Records
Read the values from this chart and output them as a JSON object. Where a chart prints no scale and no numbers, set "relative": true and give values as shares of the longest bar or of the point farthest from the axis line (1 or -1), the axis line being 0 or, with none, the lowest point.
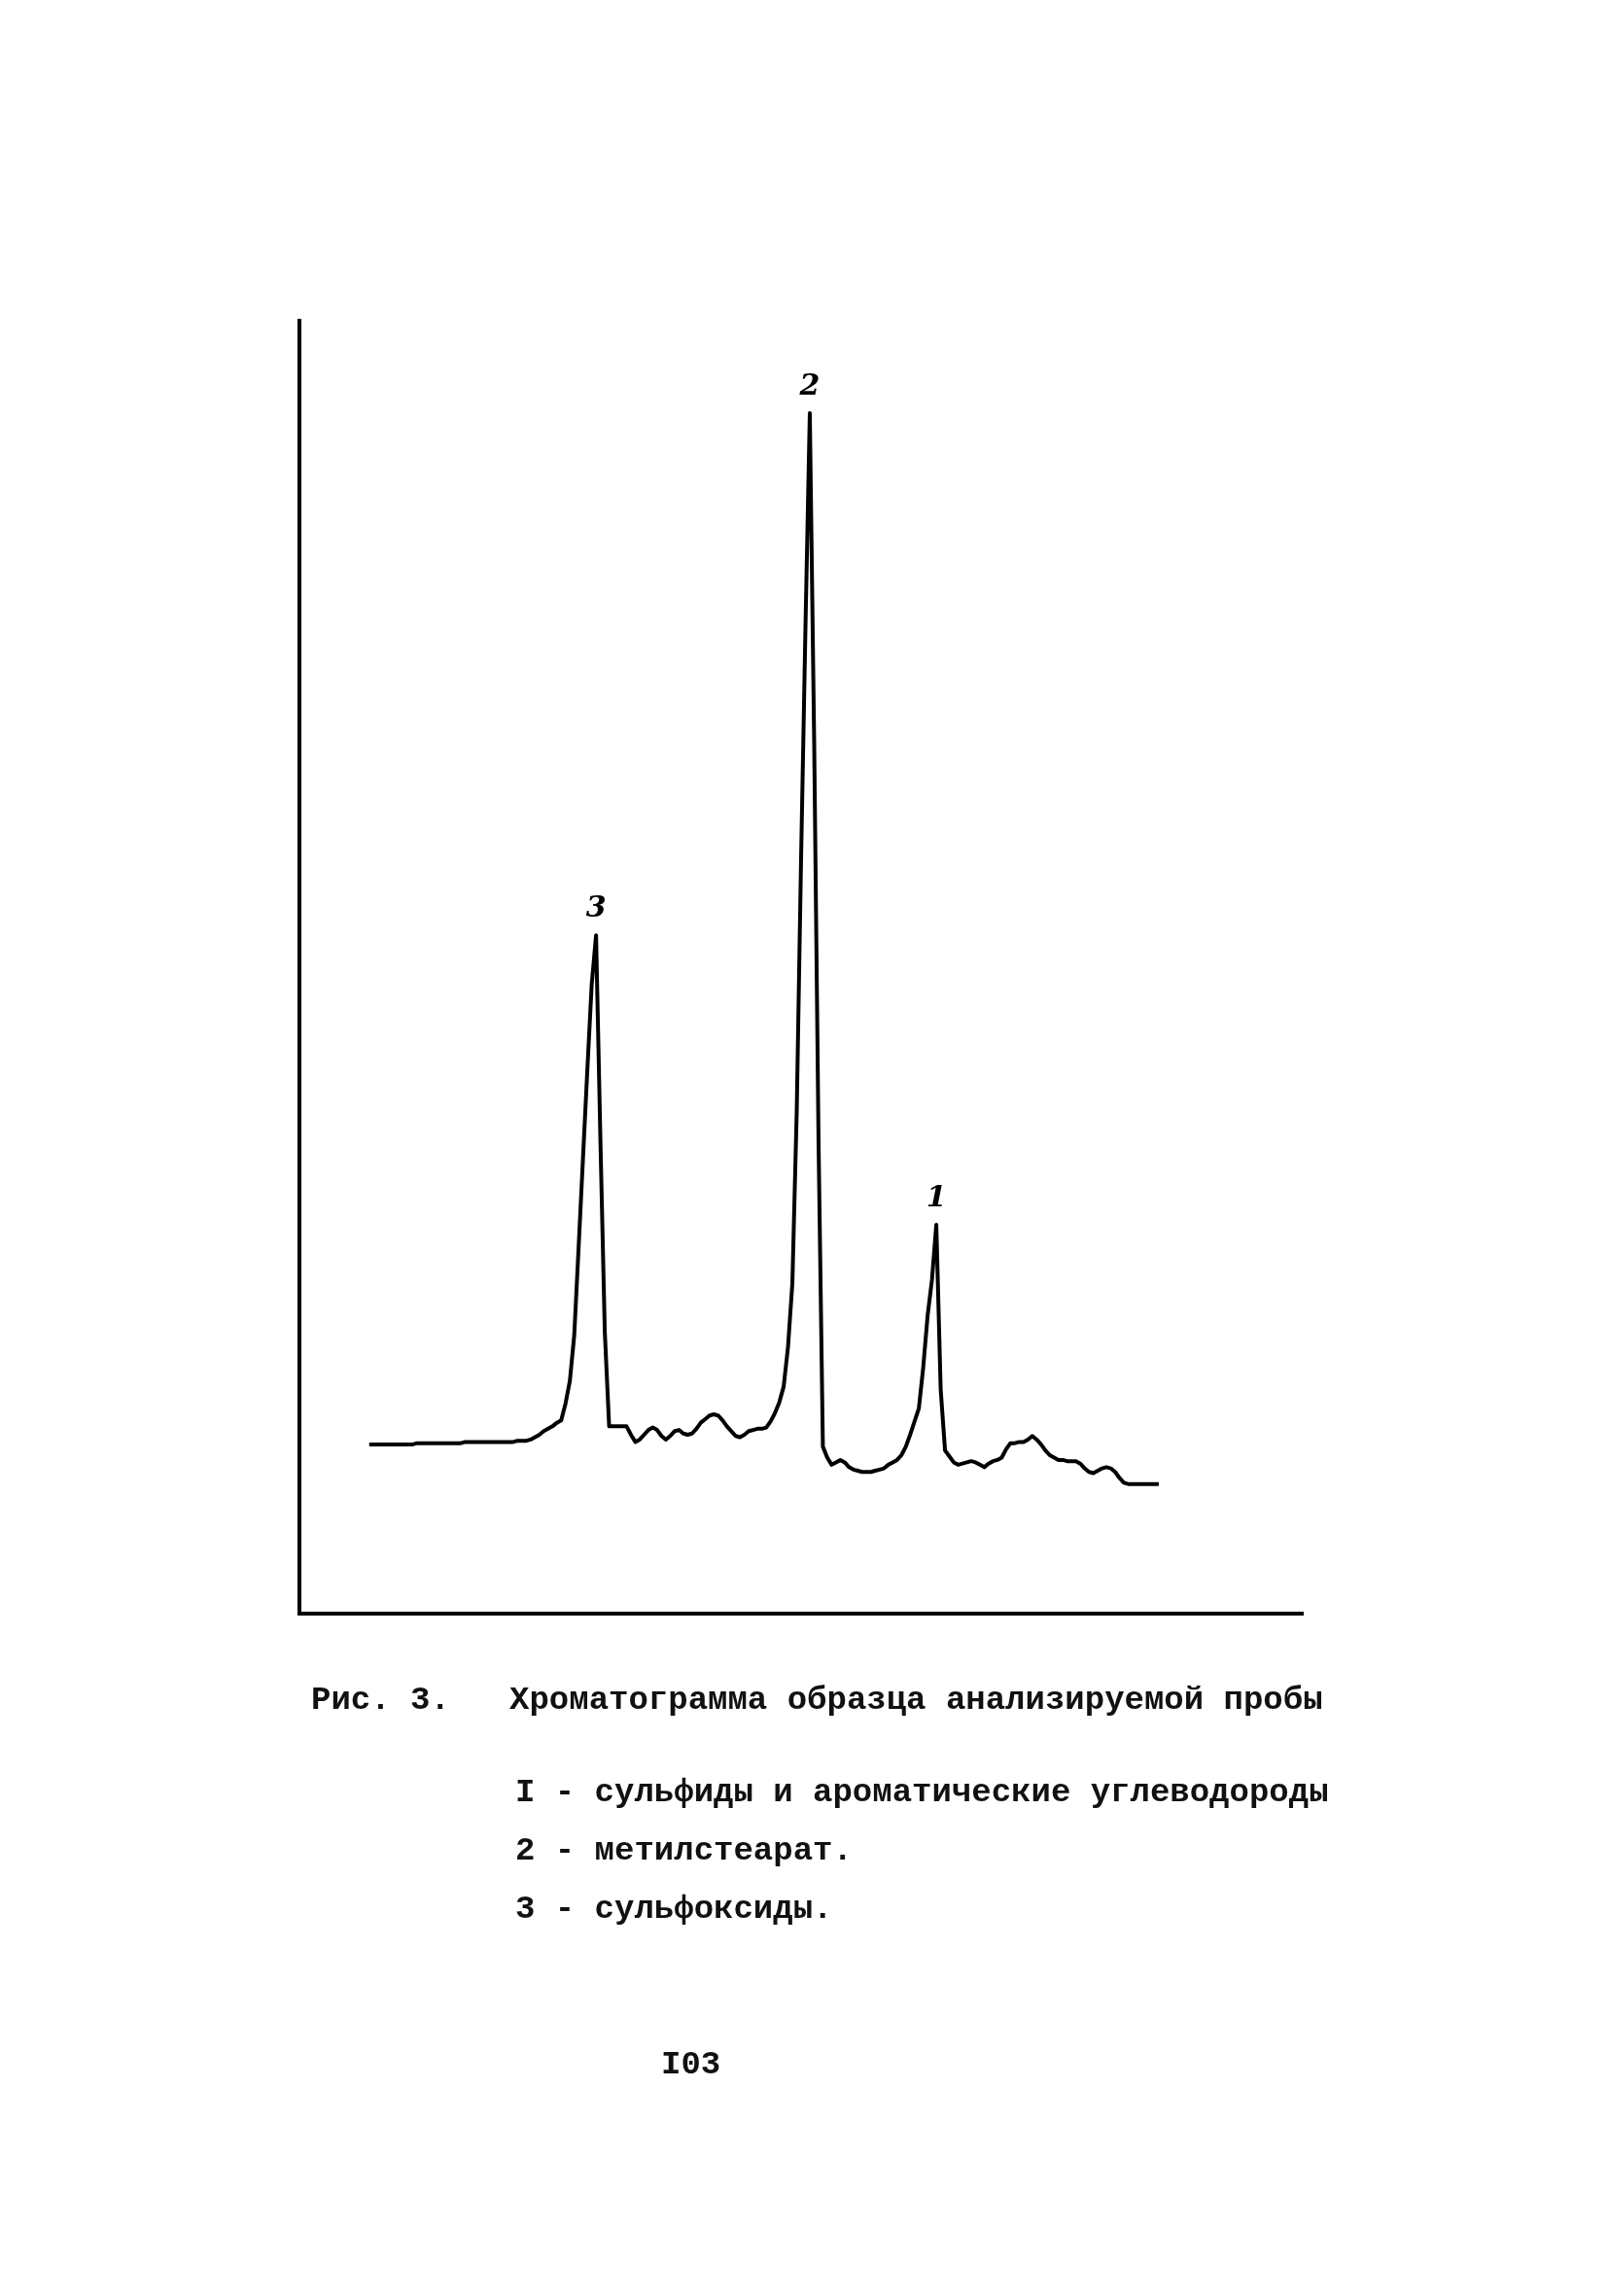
{
  "chart_data": {
    "type": "line",
    "relative": true,
    "title": "Рис. 3.   Хроматограмма образца анализируемой пробы",
    "color": "#000000",
    "categories": [
      null,
      null,
      null,
      null,
      null,
      null,
      null,
      null,
      null,
      null,
      null,
      null,
      null,
      null,
      null,
      null,
      null,
      null,
      null,
      null,
      null,
      null,
      null,
      null,
      null,
      null,
      null,
      null,
      null,
      null,
      null,
      null,
      null,
      null,
      null,
      null,
      null,
      null,
      null,
      null,
      null,
      null,
      null,
      null,
      null,
      null,
      null,
      null,
      null,
      null,
      null,
      null,
      null,
      null,
      null,
      null,
      null,
      null,
      null,
      null,
      null,
      null,
      null,
      null,
      null,
      null,
      null,
      null,
      null,
      null,
      null,
      null,
      null,
      null,
      null,
      null,
      null,
      null,
      null,
      null,
      null,
      null,
      null,
      null,
      null,
      null,
      null,
      null,
      null,
      null,
      null,
      null,
      null,
      null,
      null,
      null,
      null,
      null,
      null,
      null,
      null,
      null,
      null,
      null,
      null,
      null,
      null,
      null,
      null,
      null,
      null,
      null,
      null,
      null,
      null,
      null,
      null,
      null,
      null,
      null,
      null,
      null,
      null,
      null,
      null,
      null,
      null,
      null,
      null,
      null,
      null,
      null,
      null,
      null,
      null,
      null,
      null,
      null,
      null,
      null,
      null,
      null,
      null,
      null,
      null,
      null,
      null,
      null,
      null,
      null,
      null,
      null,
      null,
      null,
      null,
      null,
      null,
      null,
      null,
      null,
      null,
      null,
      null,
      null,
      null,
      null,
      null,
      null,
      null,
      null,
      null,
      null,
      null,
      null,
      null,
      null,
      null,
      null,
      null,
      null,
      null,
      null
    ],
    "values": [
      0.141,
      0.141,
      0.141,
      0.141,
      0.141,
      0.141,
      0.141,
      0.141,
      0.141,
      0.141,
      0.141,
      0.142,
      0.142,
      0.142,
      0.142,
      0.142,
      0.142,
      0.142,
      0.142,
      0.142,
      0.142,
      0.142,
      0.143,
      0.143,
      0.143,
      0.143,
      0.143,
      0.143,
      0.143,
      0.143,
      0.143,
      0.143,
      0.143,
      0.143,
      0.144,
      0.144,
      0.144,
      0.145,
      0.147,
      0.149,
      0.152,
      0.154,
      0.156,
      0.159,
      0.161,
      0.175,
      0.194,
      0.232,
      0.305,
      0.379,
      0.453,
      0.524,
      0.565,
      0.394,
      0.235,
      0.156,
      0.156,
      0.156,
      0.156,
      0.156,
      0.149,
      0.143,
      0.145,
      0.149,
      0.153,
      0.155,
      0.153,
      0.148,
      0.145,
      0.148,
      0.152,
      0.153,
      0.15,
      0.149,
      0.15,
      0.154,
      0.159,
      0.162,
      0.165,
      0.166,
      0.165,
      0.161,
      0.156,
      0.152,
      0.148,
      0.147,
      0.149,
      0.152,
      0.153,
      0.154,
      0.154,
      0.155,
      0.16,
      0.167,
      0.176,
      0.189,
      0.222,
      0.275,
      0.418,
      0.629,
      0.821,
      1,
      0.727,
      0.394,
      0.139,
      0.13,
      0.124,
      0.126,
      0.128,
      0.126,
      0.122,
      0.12,
      0.119,
      0.118,
      0.118,
      0.118,
      0.119,
      0.12,
      0.121,
      0.124,
      0.126,
      0.128,
      0.132,
      0.139,
      0.149,
      0.16,
      0.171,
      0.205,
      0.248,
      0.278,
      0.324,
      0.187,
      0.136,
      0.131,
      0.126,
      0.124,
      0.125,
      0.126,
      0.127,
      0.126,
      0.124,
      0.122,
      0.125,
      0.127,
      0.128,
      0.13,
      0.137,
      0.142,
      0.142,
      0.143,
      0.143,
      0.145,
      0.148,
      0.145,
      0.141,
      0.136,
      0.132,
      0.13,
      0.128,
      0.128,
      0.127,
      0.127,
      0.127,
      0.125,
      0.121,
      0.118,
      0.117,
      0.119,
      0.121,
      0.122,
      0.121,
      0.118,
      0.113,
      0.109,
      0.108,
      0.108,
      0.108,
      0.108,
      0.108,
      0.108,
      0.108,
      0.108
    ],
    "annotations": [
      {
        "text": "3",
        "y": 0.565
      },
      {
        "text": "2",
        "y": 1
      },
      {
        "text": "1",
        "y": 0.324
      },
      "I - сульфиды и ароматические углеводороды",
      "2 - метилстеарат.",
      "3 - сульфоксиды.",
      "I03"
    ]
  }
}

• Problem to solve:
Print the listing above in full, exactly as written. Omit any pictures.

• Result below:
Read the values from this chart and output them as a JSON object. Where a chart prints no scale and no numbers, set "relative": true and give values as shares of the longest bar or of the point farthest from the axis line (1 or -1), the axis line being 0 or, with none, the lowest point.
{
  "chart_data": {
    "type": "line",
    "relative": true,
    "title": "Рис. 3.   Хроматограмма образца анализируемой пробы",
    "color": "#000000",
    "categories": [
      null,
      null,
      null,
      null,
      null,
      null,
      null,
      null,
      null,
      null,
      null,
      null,
      null,
      null,
      null,
      null,
      null,
      null,
      null,
      null,
      null,
      null,
      null,
      null,
      null,
      null,
      null,
      null,
      null,
      null,
      null,
      null,
      null,
      null,
      null,
      null,
      null,
      null,
      null,
      null,
      null,
      null,
      null,
      null,
      null,
      null,
      null,
      null,
      null,
      null,
      null,
      null,
      null,
      null,
      null,
      null,
      null,
      null,
      null,
      null,
      null,
      null,
      null,
      null,
      null,
      null,
      null,
      null,
      null,
      null,
      null,
      null,
      null,
      null,
      null,
      null,
      null,
      null,
      null,
      null,
      null,
      null,
      null,
      null,
      null,
      null,
      null,
      null,
      null,
      null,
      null,
      null,
      null,
      null,
      null,
      null,
      null,
      null,
      null,
      null,
      null,
      null,
      null,
      null,
      null,
      null,
      null,
      null,
      null,
      null,
      null,
      null,
      null,
      null,
      null,
      null,
      null,
      null,
      null,
      null,
      null,
      null,
      null,
      null,
      null,
      null,
      null,
      null,
      null,
      null,
      null,
      null,
      null,
      null,
      null,
      null,
      null,
      null,
      null,
      null,
      null,
      null,
      null,
      null,
      null,
      null,
      null,
      null,
      null,
      null,
      null,
      null,
      null,
      null,
      null,
      null,
      null,
      null,
      null,
      null,
      null,
      null,
      null,
      null,
      null,
      null,
      null,
      null,
      null,
      null,
      null,
      null,
      null,
      null,
      null,
      null,
      null,
      null,
      null,
      null,
      null,
      null
    ],
    "values": [
      0.141,
      0.141,
      0.141,
      0.141,
      0.141,
      0.141,
      0.141,
      0.141,
      0.141,
      0.141,
      0.141,
      0.142,
      0.142,
      0.142,
      0.142,
      0.142,
      0.142,
      0.142,
      0.142,
      0.142,
      0.142,
      0.142,
      0.143,
      0.143,
      0.143,
      0.143,
      0.143,
      0.143,
      0.143,
      0.143,
      0.143,
      0.143,
      0.143,
      0.143,
      0.144,
      0.144,
      0.144,
      0.145,
      0.147,
      0.149,
      0.152,
      0.154,
      0.156,
      0.159,
      0.161,
      0.175,
      0.194,
      0.232,
      0.305,
      0.379,
      0.453,
      0.524,
      0.565,
      0.394,
      0.235,
      0.156,
      0.156,
      0.156,
      0.156,
      0.156,
      0.149,
      0.143,
      0.145,
      0.149,
      0.153,
      0.155,
      0.153,
      0.148,
      0.145,
      0.148,
      0.152,
      0.153,
      0.15,
      0.149,
      0.15,
      0.154,
      0.159,
      0.162,
      0.165,
      0.166,
      0.165,
      0.161,
      0.156,
      0.152,
      0.148,
      0.147,
      0.149,
      0.152,
      0.153,
      0.154,
      0.154,
      0.155,
      0.16,
      0.167,
      0.176,
      0.189,
      0.222,
      0.275,
      0.418,
      0.629,
      0.821,
      1,
      0.727,
      0.394,
      0.139,
      0.13,
      0.124,
      0.126,
      0.128,
      0.126,
      0.122,
      0.12,
      0.119,
      0.118,
      0.118,
      0.118,
      0.119,
      0.12,
      0.121,
      0.124,
      0.126,
      0.128,
      0.132,
      0.139,
      0.149,
      0.16,
      0.171,
      0.205,
      0.248,
      0.278,
      0.324,
      0.187,
      0.136,
      0.131,
      0.126,
      0.124,
      0.125,
      0.126,
      0.127,
      0.126,
      0.124,
      0.122,
      0.125,
      0.127,
      0.128,
      0.13,
      0.137,
      0.142,
      0.142,
      0.143,
      0.143,
      0.145,
      0.148,
      0.145,
      0.141,
      0.136,
      0.132,
      0.13,
      0.128,
      0.128,
      0.127,
      0.127,
      0.127,
      0.125,
      0.121,
      0.118,
      0.117,
      0.119,
      0.121,
      0.122,
      0.121,
      0.118,
      0.113,
      0.109,
      0.108,
      0.108,
      0.108,
      0.108,
      0.108,
      0.108,
      0.108,
      0.108
    ],
    "annotations": [
      {
        "text": "3",
        "y": 0.565
      },
      {
        "text": "2",
        "y": 1
      },
      {
        "text": "1",
        "y": 0.324
      },
      "I - сульфиды и ароматические углеводороды",
      "2 - метилстеарат.",
      "3 - сульфоксиды.",
      "I03"
    ]
  }
}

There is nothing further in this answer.